• Exercise details
In the listing below, locate the lines that hold the string "JSON". Copy those lines.

[Records about charts and figures]
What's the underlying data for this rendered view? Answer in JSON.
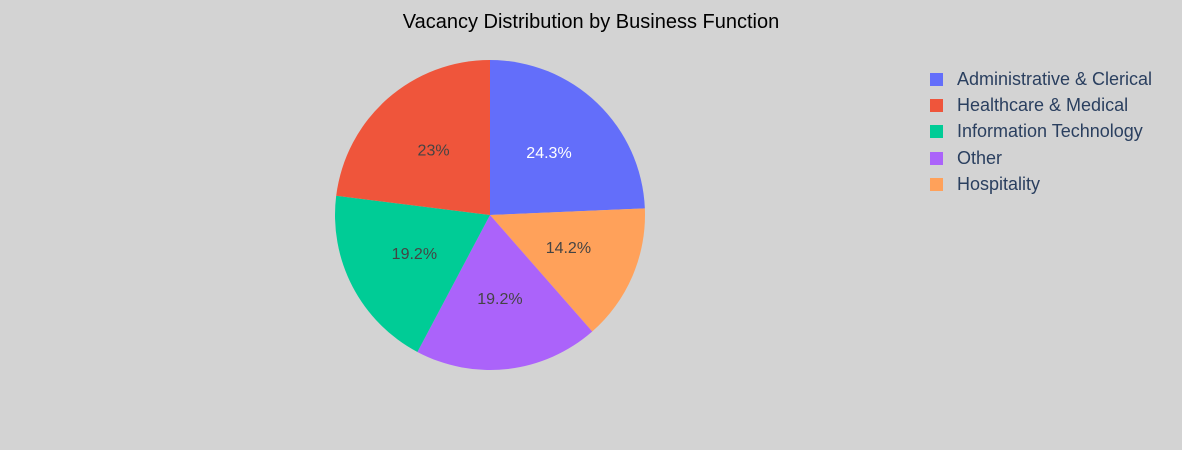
{
  "chart_data": {
    "type": "pie",
    "title": "Vacancy Distribution by Business Function",
    "slices": [
      {
        "label": "Administrative & Clerical",
        "value": 24.3,
        "text": "24.3%",
        "color": "#636efa",
        "text_color": "#ffffff"
      },
      {
        "label": "Hospitality",
        "value": 14.2,
        "text": "14.2%",
        "color": "#ffa15a",
        "text_color": "#444444"
      },
      {
        "label": "Other",
        "value": 19.2,
        "text": "19.2%",
        "color": "#ab63fa",
        "text_color": "#444444"
      },
      {
        "label": "Information Technology",
        "value": 19.2,
        "text": "19.2%",
        "color": "#00cc96",
        "text_color": "#444444"
      },
      {
        "label": "Healthcare & Medical",
        "value": 23,
        "text": "23%",
        "color": "#ef553b",
        "text_color": "#444444"
      }
    ],
    "legend": [
      {
        "label": "Administrative & Clerical",
        "color": "#636efa"
      },
      {
        "label": "Healthcare & Medical",
        "color": "#ef553b"
      },
      {
        "label": "Information Technology",
        "color": "#00cc96"
      },
      {
        "label": "Other",
        "color": "#ab63fa"
      },
      {
        "label": "Hospitality",
        "color": "#ffa15a"
      }
    ],
    "legend_position": "top-right",
    "direction": "clockwise"
  },
  "background_color": "#d3d3d3"
}
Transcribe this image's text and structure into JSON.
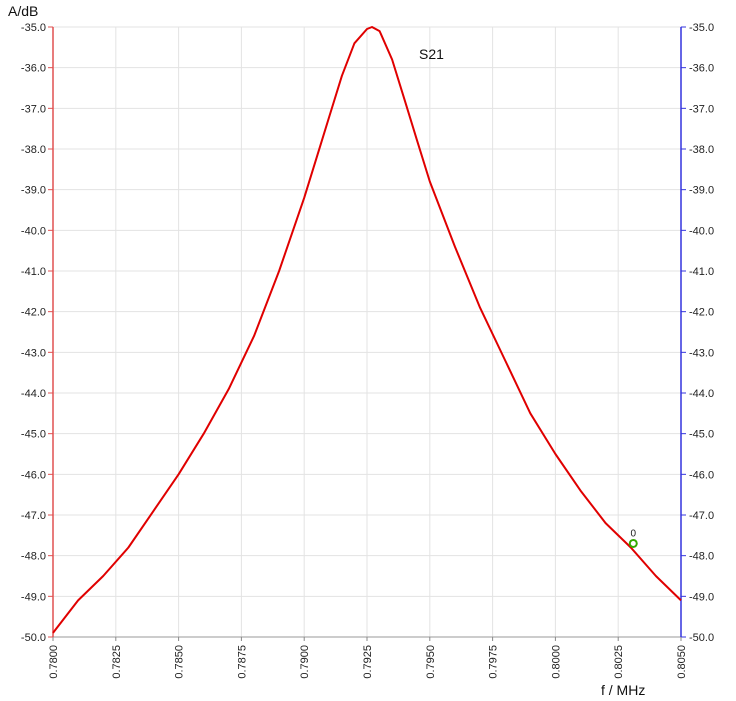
{
  "chart_data": {
    "type": "line",
    "ylabel": "A/dB",
    "xlabel": "f / MHz",
    "xlim": [
      0.78,
      0.805
    ],
    "ylim": [
      -50.0,
      -35.0
    ],
    "x_ticks": [
      "0.7800",
      "0.7825",
      "0.7850",
      "0.7875",
      "0.7900",
      "0.7925",
      "0.7950",
      "0.7975",
      "0.8000",
      "0.8025",
      "0.8050"
    ],
    "y_ticks": [
      "-35.0",
      "-36.0",
      "-37.0",
      "-38.0",
      "-39.0",
      "-40.0",
      "-41.0",
      "-42.0",
      "-43.0",
      "-44.0",
      "-45.0",
      "-46.0",
      "-47.0",
      "-48.0",
      "-49.0",
      "-50.0"
    ],
    "grid": true,
    "colors": {
      "series": "#e00000",
      "left_axis": "#e05050",
      "right_axis": "#3333dd",
      "marker": "#33aa00",
      "grid": "#e3e3e3"
    },
    "series": [
      {
        "name": "S21",
        "x": [
          0.78,
          0.781,
          0.782,
          0.783,
          0.784,
          0.785,
          0.786,
          0.787,
          0.788,
          0.789,
          0.79,
          0.7905,
          0.791,
          0.7915,
          0.792,
          0.7925,
          0.7927,
          0.793,
          0.7935,
          0.794,
          0.7945,
          0.795,
          0.796,
          0.797,
          0.798,
          0.799,
          0.8,
          0.801,
          0.802,
          0.803,
          0.804,
          0.805
        ],
        "y": [
          -49.9,
          -49.1,
          -48.5,
          -47.8,
          -46.9,
          -46.0,
          -45.0,
          -43.9,
          -42.6,
          -41.0,
          -39.2,
          -38.2,
          -37.2,
          -36.2,
          -35.4,
          -35.05,
          -35.0,
          -35.1,
          -35.8,
          -36.8,
          -37.8,
          -38.8,
          -40.4,
          -41.9,
          -43.2,
          -44.5,
          -45.5,
          -46.4,
          -47.2,
          -47.8,
          -48.5,
          -49.1
        ]
      }
    ],
    "markers": [
      {
        "label": "0",
        "x": 0.8031,
        "y": -47.7
      }
    ]
  }
}
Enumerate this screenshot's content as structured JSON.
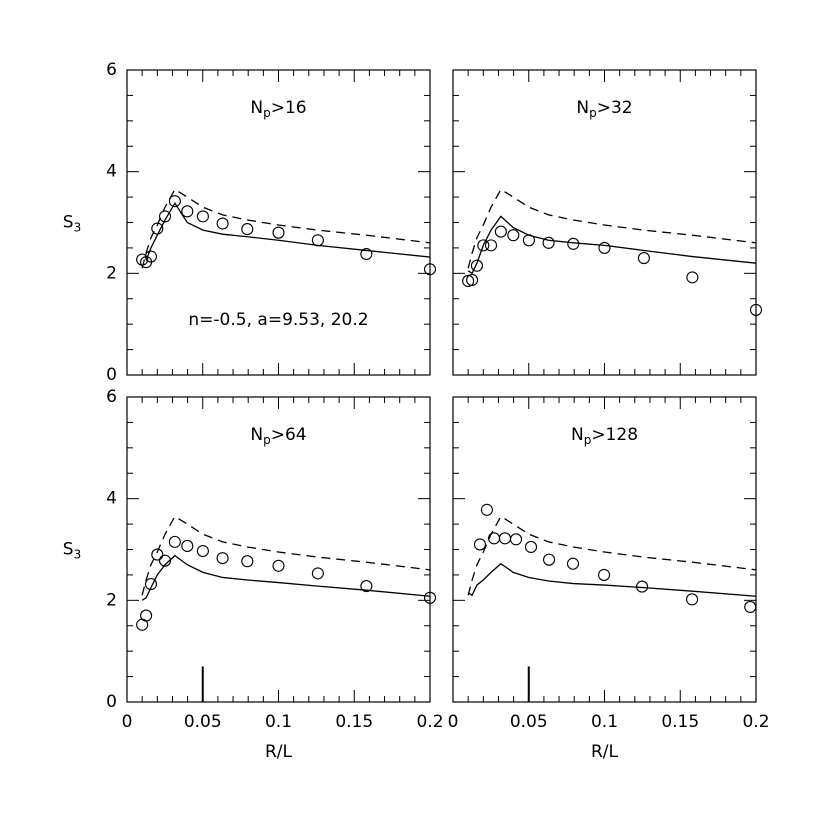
{
  "chart_data": [
    {
      "type": "line",
      "label_parts": [
        "N",
        "p",
        ">16"
      ],
      "ylabel_parts": [
        "S",
        "3"
      ],
      "annotation": "n=-0.5, a=9.53, 20.2",
      "xlim": [
        0,
        0.2
      ],
      "ylim": [
        0,
        6
      ],
      "xticks": [
        0,
        0.05,
        0.1,
        0.15,
        0.2
      ],
      "yticks": [
        0,
        2,
        4,
        6
      ],
      "show_xtick_labels": false,
      "show_ytick_labels": true,
      "series": [
        {
          "style": "circle",
          "color": "#000",
          "x": [
            0.01,
            0.0126,
            0.0158,
            0.02,
            0.0251,
            0.0316,
            0.0398,
            0.0501,
            0.0631,
            0.0794,
            0.1,
            0.126,
            0.158,
            0.2
          ],
          "values": [
            2.27,
            2.22,
            2.33,
            2.88,
            3.12,
            3.42,
            3.22,
            3.12,
            2.98,
            2.87,
            2.8,
            2.65,
            2.38,
            2.08
          ]
        },
        {
          "style": "solid",
          "color": "#000",
          "x": [
            0.0126,
            0.0158,
            0.02,
            0.0251,
            0.0316,
            0.0398,
            0.0501,
            0.0631,
            0.0794,
            0.1,
            0.126,
            0.158,
            0.2
          ],
          "values": [
            2.25,
            2.5,
            2.75,
            3.05,
            3.38,
            3.0,
            2.85,
            2.77,
            2.72,
            2.65,
            2.55,
            2.45,
            2.32
          ]
        },
        {
          "style": "dashed",
          "color": "#000",
          "x": [
            0.01,
            0.0126,
            0.0158,
            0.02,
            0.0251,
            0.0316,
            0.0398,
            0.0501,
            0.0631,
            0.0794,
            0.1,
            0.126,
            0.158,
            0.2
          ],
          "values": [
            2.1,
            2.4,
            2.7,
            2.95,
            3.3,
            3.65,
            3.5,
            3.3,
            3.15,
            3.05,
            2.95,
            2.85,
            2.75,
            2.6
          ]
        }
      ]
    },
    {
      "type": "line",
      "label_parts": [
        "N",
        "p",
        ">32"
      ],
      "xlim": [
        0,
        0.2
      ],
      "ylim": [
        0,
        6
      ],
      "xticks": [
        0,
        0.05,
        0.1,
        0.15,
        0.2
      ],
      "yticks": [
        0,
        2,
        4,
        6
      ],
      "show_xtick_labels": false,
      "show_ytick_labels": false,
      "series": [
        {
          "style": "circle",
          "color": "#000",
          "x": [
            0.01,
            0.0126,
            0.0158,
            0.02,
            0.0251,
            0.0316,
            0.0398,
            0.0501,
            0.0631,
            0.0794,
            0.1,
            0.126,
            0.158,
            0.2
          ],
          "values": [
            1.85,
            1.87,
            2.15,
            2.55,
            2.55,
            2.82,
            2.75,
            2.65,
            2.6,
            2.58,
            2.5,
            2.3,
            1.92,
            1.28
          ]
        },
        {
          "style": "solid",
          "color": "#000",
          "x": [
            0.01,
            0.0126,
            0.0158,
            0.02,
            0.0251,
            0.0316,
            0.0398,
            0.0501,
            0.0631,
            0.0794,
            0.1,
            0.126,
            0.158,
            0.2
          ],
          "values": [
            2.05,
            2.0,
            2.2,
            2.55,
            2.85,
            3.12,
            2.9,
            2.75,
            2.65,
            2.6,
            2.55,
            2.45,
            2.33,
            2.2
          ]
        },
        {
          "style": "dashed",
          "color": "#000",
          "x": [
            0.01,
            0.0126,
            0.0158,
            0.02,
            0.0251,
            0.0316,
            0.0398,
            0.0501,
            0.0631,
            0.0794,
            0.1,
            0.126,
            0.158,
            0.2
          ],
          "values": [
            2.1,
            2.4,
            2.7,
            2.95,
            3.3,
            3.65,
            3.5,
            3.3,
            3.15,
            3.05,
            2.95,
            2.85,
            2.75,
            2.6
          ]
        }
      ]
    },
    {
      "type": "line",
      "label_parts": [
        "N",
        "p",
        ">64"
      ],
      "ylabel_parts": [
        "S",
        "3"
      ],
      "xlabel": "R/L",
      "xlim": [
        0,
        0.2
      ],
      "ylim": [
        0,
        6
      ],
      "xticks": [
        0,
        0.05,
        0.1,
        0.15,
        0.2
      ],
      "yticks": [
        0,
        2,
        4,
        6
      ],
      "show_xtick_labels": true,
      "show_ytick_labels": true,
      "vline": {
        "x": 0.05,
        "y": [
          0,
          0.7
        ]
      },
      "series": [
        {
          "style": "circle",
          "color": "#000",
          "x": [
            0.01,
            0.0126,
            0.0158,
            0.02,
            0.0251,
            0.0316,
            0.0398,
            0.0501,
            0.0631,
            0.0794,
            0.1,
            0.126,
            0.158,
            0.2
          ],
          "values": [
            1.52,
            1.7,
            2.32,
            2.9,
            2.78,
            3.15,
            3.07,
            2.97,
            2.83,
            2.77,
            2.68,
            2.53,
            2.28,
            2.05
          ]
        },
        {
          "style": "solid",
          "color": "#000",
          "x": [
            0.01,
            0.0126,
            0.0158,
            0.02,
            0.0251,
            0.0316,
            0.0398,
            0.0501,
            0.0631,
            0.0794,
            0.1,
            0.126,
            0.158,
            0.2
          ],
          "values": [
            2.0,
            2.05,
            2.25,
            2.5,
            2.7,
            2.88,
            2.7,
            2.55,
            2.45,
            2.4,
            2.35,
            2.28,
            2.2,
            2.08
          ]
        },
        {
          "style": "dashed",
          "color": "#000",
          "x": [
            0.01,
            0.0126,
            0.0158,
            0.02,
            0.0251,
            0.0316,
            0.0398,
            0.0501,
            0.0631,
            0.0794,
            0.1,
            0.126,
            0.158,
            0.2
          ],
          "values": [
            2.1,
            2.4,
            2.7,
            2.95,
            3.3,
            3.65,
            3.5,
            3.3,
            3.15,
            3.05,
            2.95,
            2.85,
            2.75,
            2.6
          ]
        }
      ]
    },
    {
      "type": "line",
      "label_parts": [
        "N",
        "p",
        ">128"
      ],
      "xlabel": "R/L",
      "xlim": [
        0,
        0.2
      ],
      "ylim": [
        0,
        6
      ],
      "xticks": [
        0,
        0.05,
        0.1,
        0.15,
        0.2
      ],
      "yticks": [
        0,
        2,
        4,
        6
      ],
      "show_xtick_labels": true,
      "show_ytick_labels": false,
      "vline": {
        "x": 0.05,
        "y": [
          0,
          0.7
        ]
      },
      "series": [
        {
          "style": "circle",
          "color": "#000",
          "x": [
            0.0178,
            0.0224,
            0.0271,
            0.0343,
            0.0416,
            0.0515,
            0.0634,
            0.0792,
            0.0997,
            0.1248,
            0.1578,
            0.1962
          ],
          "values": [
            3.1,
            3.78,
            3.22,
            3.22,
            3.2,
            3.05,
            2.8,
            2.72,
            2.5,
            2.27,
            2.02,
            1.87
          ]
        },
        {
          "style": "solid",
          "color": "#000",
          "x": [
            0.01,
            0.0126,
            0.0158,
            0.02,
            0.0251,
            0.0316,
            0.0398,
            0.0501,
            0.0631,
            0.0794,
            0.1,
            0.126,
            0.158,
            0.2
          ],
          "values": [
            2.15,
            2.1,
            2.3,
            2.4,
            2.55,
            2.72,
            2.55,
            2.45,
            2.38,
            2.33,
            2.3,
            2.25,
            2.18,
            2.08
          ]
        },
        {
          "style": "dashed",
          "color": "#000",
          "x": [
            0.01,
            0.0126,
            0.0158,
            0.02,
            0.0251,
            0.0316,
            0.0398,
            0.0501,
            0.0631,
            0.0794,
            0.1,
            0.126,
            0.158,
            0.2
          ],
          "values": [
            2.1,
            2.4,
            2.7,
            2.95,
            3.3,
            3.65,
            3.5,
            3.3,
            3.15,
            3.05,
            2.95,
            2.85,
            2.75,
            2.6
          ]
        }
      ]
    }
  ]
}
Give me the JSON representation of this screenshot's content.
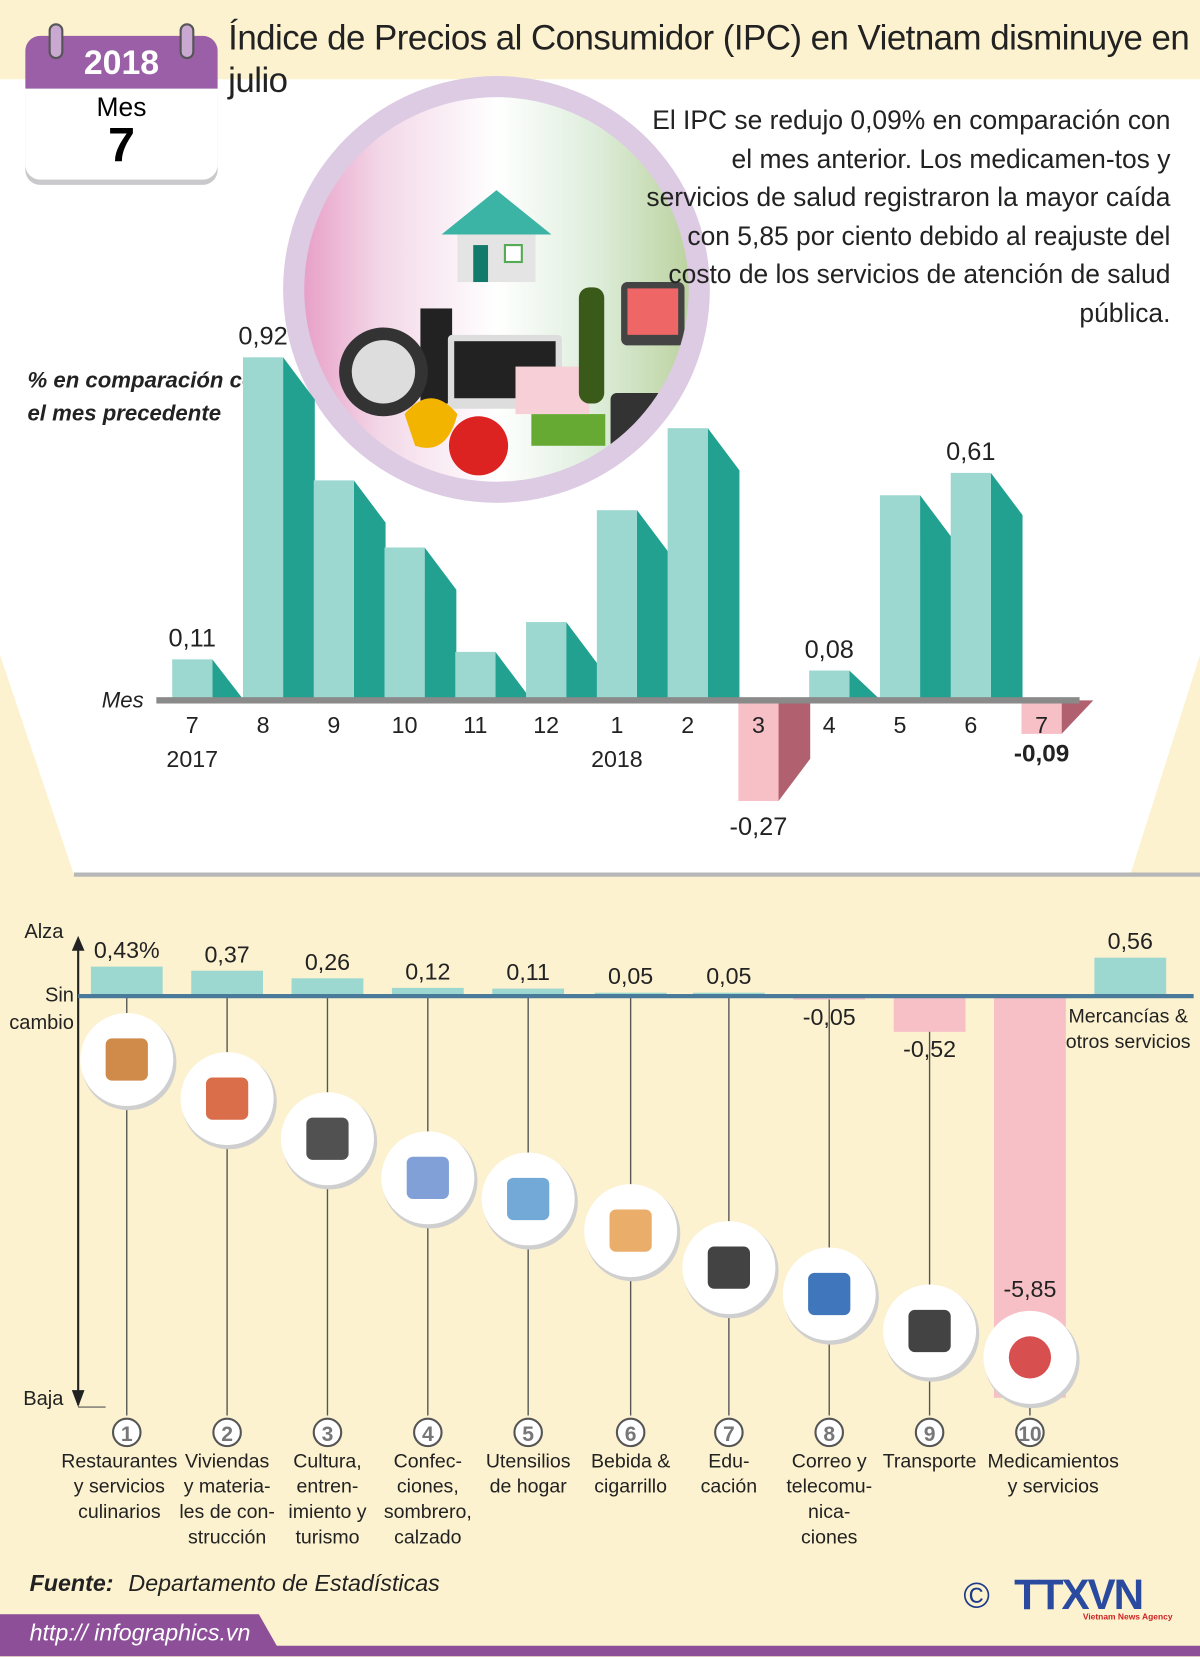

• Solution to this task
What's the underlying data for this rendered view? Answer in JSON.
Transcribe this image's text and structure into JSON.
Enumerate this screenshot's content as structured JSON.
Give me the JSON representation of this screenshot's content.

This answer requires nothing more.